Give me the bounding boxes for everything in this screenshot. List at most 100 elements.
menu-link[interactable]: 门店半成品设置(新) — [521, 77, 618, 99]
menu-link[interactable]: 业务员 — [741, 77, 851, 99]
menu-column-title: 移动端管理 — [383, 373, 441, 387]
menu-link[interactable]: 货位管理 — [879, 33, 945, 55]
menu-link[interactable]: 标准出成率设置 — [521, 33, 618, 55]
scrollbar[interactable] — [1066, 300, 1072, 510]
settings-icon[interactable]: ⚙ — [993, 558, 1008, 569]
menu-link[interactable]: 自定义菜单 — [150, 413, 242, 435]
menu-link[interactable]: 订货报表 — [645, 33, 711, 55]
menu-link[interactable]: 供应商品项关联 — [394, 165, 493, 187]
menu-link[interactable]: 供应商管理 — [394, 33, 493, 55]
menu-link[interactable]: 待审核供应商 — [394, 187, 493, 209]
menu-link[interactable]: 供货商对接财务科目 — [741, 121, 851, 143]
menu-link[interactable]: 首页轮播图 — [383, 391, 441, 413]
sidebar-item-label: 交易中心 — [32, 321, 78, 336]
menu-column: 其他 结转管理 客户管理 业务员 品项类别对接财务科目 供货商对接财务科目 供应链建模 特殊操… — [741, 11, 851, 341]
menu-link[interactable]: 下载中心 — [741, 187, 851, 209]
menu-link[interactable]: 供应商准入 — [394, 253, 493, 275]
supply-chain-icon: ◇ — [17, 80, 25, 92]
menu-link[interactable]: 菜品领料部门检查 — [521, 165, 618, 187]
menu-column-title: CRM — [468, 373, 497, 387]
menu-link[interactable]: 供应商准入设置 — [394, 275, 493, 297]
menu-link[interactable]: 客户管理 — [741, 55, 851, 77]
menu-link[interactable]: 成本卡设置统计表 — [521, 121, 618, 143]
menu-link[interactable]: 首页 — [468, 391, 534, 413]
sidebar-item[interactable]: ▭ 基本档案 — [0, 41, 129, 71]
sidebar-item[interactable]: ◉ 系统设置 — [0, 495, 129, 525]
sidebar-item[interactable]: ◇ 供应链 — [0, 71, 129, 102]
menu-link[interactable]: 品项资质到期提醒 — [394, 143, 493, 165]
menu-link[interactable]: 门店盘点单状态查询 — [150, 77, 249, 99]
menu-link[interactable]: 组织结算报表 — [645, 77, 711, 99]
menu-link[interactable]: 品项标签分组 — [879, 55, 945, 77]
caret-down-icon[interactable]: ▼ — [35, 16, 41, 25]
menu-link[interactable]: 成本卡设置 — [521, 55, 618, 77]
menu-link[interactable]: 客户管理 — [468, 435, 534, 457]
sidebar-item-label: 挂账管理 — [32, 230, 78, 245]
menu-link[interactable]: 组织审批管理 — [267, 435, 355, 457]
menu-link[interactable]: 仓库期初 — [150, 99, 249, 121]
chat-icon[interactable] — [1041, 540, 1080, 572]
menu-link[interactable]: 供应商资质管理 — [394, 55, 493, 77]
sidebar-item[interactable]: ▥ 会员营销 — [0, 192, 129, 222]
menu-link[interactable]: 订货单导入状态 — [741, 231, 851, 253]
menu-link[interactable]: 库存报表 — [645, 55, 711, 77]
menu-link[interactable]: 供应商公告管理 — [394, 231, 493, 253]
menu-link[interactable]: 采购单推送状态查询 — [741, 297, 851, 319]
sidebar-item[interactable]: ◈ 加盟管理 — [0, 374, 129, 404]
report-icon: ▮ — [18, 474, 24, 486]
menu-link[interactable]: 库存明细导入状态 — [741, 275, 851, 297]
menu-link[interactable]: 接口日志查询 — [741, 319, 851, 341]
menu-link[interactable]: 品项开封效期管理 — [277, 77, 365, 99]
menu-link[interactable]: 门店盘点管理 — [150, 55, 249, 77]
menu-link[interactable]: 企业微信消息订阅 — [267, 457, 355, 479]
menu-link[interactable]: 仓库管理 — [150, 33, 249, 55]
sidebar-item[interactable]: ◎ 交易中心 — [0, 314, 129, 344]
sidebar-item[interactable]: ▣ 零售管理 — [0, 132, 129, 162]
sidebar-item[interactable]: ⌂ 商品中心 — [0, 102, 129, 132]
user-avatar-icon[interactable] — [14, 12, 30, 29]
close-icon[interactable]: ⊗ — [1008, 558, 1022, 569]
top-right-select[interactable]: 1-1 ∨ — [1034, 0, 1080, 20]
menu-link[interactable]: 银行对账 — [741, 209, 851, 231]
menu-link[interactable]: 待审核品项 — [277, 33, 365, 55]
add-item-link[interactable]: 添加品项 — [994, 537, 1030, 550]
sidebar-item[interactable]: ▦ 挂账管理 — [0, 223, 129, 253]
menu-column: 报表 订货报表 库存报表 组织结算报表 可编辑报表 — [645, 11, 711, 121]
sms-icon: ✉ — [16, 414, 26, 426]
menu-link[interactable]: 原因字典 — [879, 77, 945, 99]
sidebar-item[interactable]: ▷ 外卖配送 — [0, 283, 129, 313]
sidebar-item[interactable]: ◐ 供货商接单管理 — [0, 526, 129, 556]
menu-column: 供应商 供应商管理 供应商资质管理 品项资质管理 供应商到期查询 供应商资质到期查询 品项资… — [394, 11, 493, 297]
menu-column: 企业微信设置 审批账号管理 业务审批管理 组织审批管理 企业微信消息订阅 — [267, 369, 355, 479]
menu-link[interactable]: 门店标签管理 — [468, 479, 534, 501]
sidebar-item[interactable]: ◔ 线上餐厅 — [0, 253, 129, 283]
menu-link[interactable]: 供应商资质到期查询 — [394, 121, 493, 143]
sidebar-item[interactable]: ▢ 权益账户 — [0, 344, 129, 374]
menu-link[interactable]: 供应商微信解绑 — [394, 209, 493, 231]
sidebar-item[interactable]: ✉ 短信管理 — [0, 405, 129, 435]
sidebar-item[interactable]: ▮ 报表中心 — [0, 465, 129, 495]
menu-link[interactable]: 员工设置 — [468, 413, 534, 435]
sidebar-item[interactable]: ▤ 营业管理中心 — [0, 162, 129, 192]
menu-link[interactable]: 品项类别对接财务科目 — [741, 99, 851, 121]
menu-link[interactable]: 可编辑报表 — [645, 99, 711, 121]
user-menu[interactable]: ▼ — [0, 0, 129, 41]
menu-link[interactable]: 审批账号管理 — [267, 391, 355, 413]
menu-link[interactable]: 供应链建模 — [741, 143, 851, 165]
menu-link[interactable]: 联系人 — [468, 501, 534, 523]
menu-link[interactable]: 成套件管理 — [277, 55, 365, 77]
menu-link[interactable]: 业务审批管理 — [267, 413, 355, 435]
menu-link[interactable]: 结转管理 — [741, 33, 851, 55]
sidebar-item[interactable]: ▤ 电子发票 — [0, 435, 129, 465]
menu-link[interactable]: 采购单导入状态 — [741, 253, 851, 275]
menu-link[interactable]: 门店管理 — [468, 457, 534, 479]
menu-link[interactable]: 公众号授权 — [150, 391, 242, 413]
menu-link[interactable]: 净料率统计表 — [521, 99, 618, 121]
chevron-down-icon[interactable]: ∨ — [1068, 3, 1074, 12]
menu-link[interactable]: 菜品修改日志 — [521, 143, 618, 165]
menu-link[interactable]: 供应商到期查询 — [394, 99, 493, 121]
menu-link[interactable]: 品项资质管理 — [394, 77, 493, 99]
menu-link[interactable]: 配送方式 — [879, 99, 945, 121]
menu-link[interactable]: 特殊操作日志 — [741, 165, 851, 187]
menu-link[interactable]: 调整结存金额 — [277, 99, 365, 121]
------------------------------------
> [Prompt]
Convert every line of the data above into a JSON array of strings, one string per line, leaving out any blank lines.

> [Right answer]
[
  "Give me the bounding boxes for everything in this screenshot. List at most 100 elements.",
  "menu-link[interactable]: 门店半成品设置(新) — [521, 77, 618, 99]",
  "menu-link[interactable]: 业务员 — [741, 77, 851, 99]",
  "menu-column-title: 移动端管理 — [383, 373, 441, 387]",
  "menu-link[interactable]: 货位管理 — [879, 33, 945, 55]",
  "menu-link[interactable]: 标准出成率设置 — [521, 33, 618, 55]",
  "scrollbar[interactable] — [1066, 300, 1072, 510]",
  "settings-icon[interactable]: ⚙ — [993, 558, 1008, 569]",
  "menu-link[interactable]: 自定义菜单 — [150, 413, 242, 435]",
  "menu-link[interactable]: 订货报表 — [645, 33, 711, 55]",
  "menu-link[interactable]: 供应商品项关联 — [394, 165, 493, 187]",
  "menu-link[interactable]: 供应商管理 — [394, 33, 493, 55]",
  "menu-link[interactable]: 待审核供应商 — [394, 187, 493, 209]",
  "menu-link[interactable]: 供货商对接财务科目 — [741, 121, 851, 143]",
  "menu-link[interactable]: 首页轮播图 — [383, 391, 441, 413]",
  "sidebar-item-label: 交易中心 — [32, 321, 78, 336]",
  "menu-column: 其他 结转管理 客户管理 业务员 品项类别对接财务科目 供货商对接财务科目 供应链建模 特殊操… — [741, 11, 851, 341]",
  "menu-link[interactable]: 下载中心 — [741, 187, 851, 209]",
  "menu-link[interactable]: 供应商准入 — [394, 253, 493, 275]",
  "supply-chain-icon: ◇ — [17, 80, 25, 92]",
  "menu-link[interactable]: 菜品领料部门检查 — [521, 165, 618, 187]",
  "menu-column-title: CRM — [468, 373, 497, 387]",
  "menu-link[interactable]: 供应商准入设置 — [394, 275, 493, 297]",
  "menu-link[interactable]: 客户管理 — [741, 55, 851, 77]",
  "menu-link[interactable]: 成本卡设置统计表 — [521, 121, 618, 143]",
  "menu-link[interactable]: 首页 — [468, 391, 534, 413]",
  "sidebar-item[interactable]: ▭ 基本档案 — [0, 41, 129, 71]",
  "sidebar-item[interactable]: ◉ 系统设置 — [0, 495, 129, 525]",
  "sidebar-item[interactable]: ◇ 供应链 — [0, 71, 129, 102]",
  "menu-link[interactable]: 品项资质到期提醒 — [394, 143, 493, 165]",
  "menu-link[interactable]: 门店盘点单状态查询 — [150, 77, 249, 99]",
  "menu-link[interactable]: 组织结算报表 — [645, 77, 711, 99]",
  "menu-link[interactable]: 品项标签分组 — [879, 55, 945, 77]",
  "caret-down-icon[interactable]: ▼ — [35, 16, 41, 25]",
  "menu-link[interactable]: 成本卡设置 — [521, 55, 618, 77]",
  "menu-link[interactable]: 客户管理 — [468, 435, 534, 457]",
  "sidebar-item-label: 挂账管理 — [32, 230, 78, 245]",
  "menu-link[interactable]: 组织审批管理 — [267, 435, 355, 457]",
  "menu-link[interactable]: 仓库期初 — [150, 99, 249, 121]",
  "chat-icon[interactable] — [1041, 540, 1080, 572]",
  "menu-link[interactable]: 供应商资质管理 — [394, 55, 493, 77]",
  "sidebar-item[interactable]: ▥ 会员营销 — [0, 192, 129, 222]",
  "menu-link[interactable]: 订货单导入状态 — [741, 231, 851, 253]",
  "menu-link[interactable]: 库存报表 — [645, 55, 711, 77]",
  "menu-link[interactable]: 供应商公告管理 — [394, 231, 493, 253]",
  "menu-link[interactable]: 采购单推送状态查询 — [741, 297, 851, 319]",
  "sidebar-item[interactable]: ◈ 加盟管理 — [0, 374, 129, 404]",
  "report-icon: ▮ — [18, 474, 24, 486]",
  "menu-link[interactable]: 库存明细导入状态 — [741, 275, 851, 297]",
  "menu-link[interactable]: 接口日志查询 — [741, 319, 851, 341]",
  "menu-link[interactable]: 品项开封效期管理 — [277, 77, 365, 99]",
  "menu-link[interactable]: 门店盘点管理 — [150, 55, 249, 77]",
  "menu-link[interactable]: 企业微信消息订阅 — [267, 457, 355, 479]",
  "menu-link[interactable]: 仓库管理 — [150, 33, 249, 55]",
  "sidebar-item[interactable]: ◎ 交易中心 — [0, 314, 129, 344]",
  "sidebar-item[interactable]: ▣ 零售管理 — [0, 132, 129, 162]",
  "sidebar-item[interactable]: ⌂ 商品中心 — [0, 102, 129, 132]",
  "user-avatar-icon[interactable] — [14, 12, 30, 29]",
  "close-icon[interactable]: ⊗ — [1008, 558, 1022, 569]",
  "top-right-select[interactable]: 1-1 ∨ — [1034, 0, 1080, 20]",
  "menu-link[interactable]: 银行对账 — [741, 209, 851, 231]",
  "menu-link[interactable]: 待审核品项 — [277, 33, 365, 55]",
  "add-item-link[interactable]: 添加品项 — [994, 537, 1030, 550]",
  "sidebar-item[interactable]: ▦ 挂账管理 — [0, 223, 129, 253]",
  "menu-column: 报表 订货报表 库存报表 组织结算报表 可编辑报表 — [645, 11, 711, 121]",
  "sms-icon: ✉ — [16, 414, 26, 426]",
  "menu-link[interactable]: 原因字典 — [879, 77, 945, 99]",
  "sidebar-item[interactable]: ▷ 外卖配送 — [0, 283, 129, 313]",
  "sidebar-item[interactable]: ◐ 供货商接单管理 — [0, 526, 129, 556]",
  "menu-column: 供应商 供应商管理 供应商资质管理 品项资质管理 供应商到期查询 供应商资质到期查询 品项资… — [394, 11, 493, 297]",
  "menu-column: 企业微信设置 审批账号管理 业务审批管理 组织审批管理 企业微信消息订阅 — [267, 369, 355, 479]",
  "menu-link[interactable]: 门店标签管理 — [468, 479, 534, 501]",
  "sidebar-item[interactable]: ◔ 线上餐厅 — [0, 253, 129, 283]",
  "menu-link[interactable]: 供应商资质到期查询 — [394, 121, 493, 143]",
  "sidebar-item[interactable]: ▢ 权益账户 — [0, 344, 129, 374]",
  "menu-link[interactable]: 供应商微信解绑 — [394, 209, 493, 231]",
  "sidebar-item[interactable]: ✉ 短信管理 — [0, 405, 129, 435]",
  "sidebar-item[interactable]: ▮ 报表中心 — [0, 465, 129, 495]",
  "menu-link[interactable]: 员工设置 — [468, 413, 534, 435]",
  "sidebar-item[interactable]: ▤ 营业管理中心 — [0, 162, 129, 192]",
  "menu-link[interactable]: 品项类别对接财务科目 — [741, 99, 851, 121]",
  "menu-link[interactable]: 可编辑报表 — [645, 99, 711, 121]",
  "user-menu[interactable]: ▼ — [0, 0, 129, 41]",
  "menu-link[interactable]: 审批账号管理 — [267, 391, 355, 413]",
  "menu-link[interactable]: 供应链建模 — [741, 143, 851, 165]",
  "menu-link[interactable]: 联系人 — [468, 501, 534, 523]",
  "menu-link[interactable]: 成套件管理 — [277, 55, 365, 77]",
  "menu-link[interactable]: 业务审批管理 — [267, 413, 355, 435]",
  "menu-link[interactable]: 结转管理 — [741, 33, 851, 55]",
  "sidebar-item[interactable]: ▤ 电子发票 — [0, 435, 129, 465]",
  "menu-link[interactable]: 采购单导入状态 — [741, 253, 851, 275]",
  "menu-link[interactable]: 门店管理 — [468, 457, 534, 479]",
  "menu-link[interactable]: 公众号授权 — [150, 391, 242, 413]",
  "menu-link[interactable]: 净料率统计表 — [521, 99, 618, 121]",
  "chevron-down-icon[interactable]: ∨ — [1068, 3, 1074, 12]",
  "menu-link[interactable]: 菜品修改日志 — [521, 143, 618, 165]",
  "menu-link[interactable]: 供应商到期查询 — [394, 99, 493, 121]",
  "menu-link[interactable]: 品项资质管理 — [394, 77, 493, 99]",
  "menu-link[interactable]: 配送方式 — [879, 99, 945, 121]",
  "menu-link[interactable]: 特殊操作日志 — [741, 165, 851, 187]",
  "menu-link[interactable]: 调整结存金额 — [277, 99, 365, 121]"
]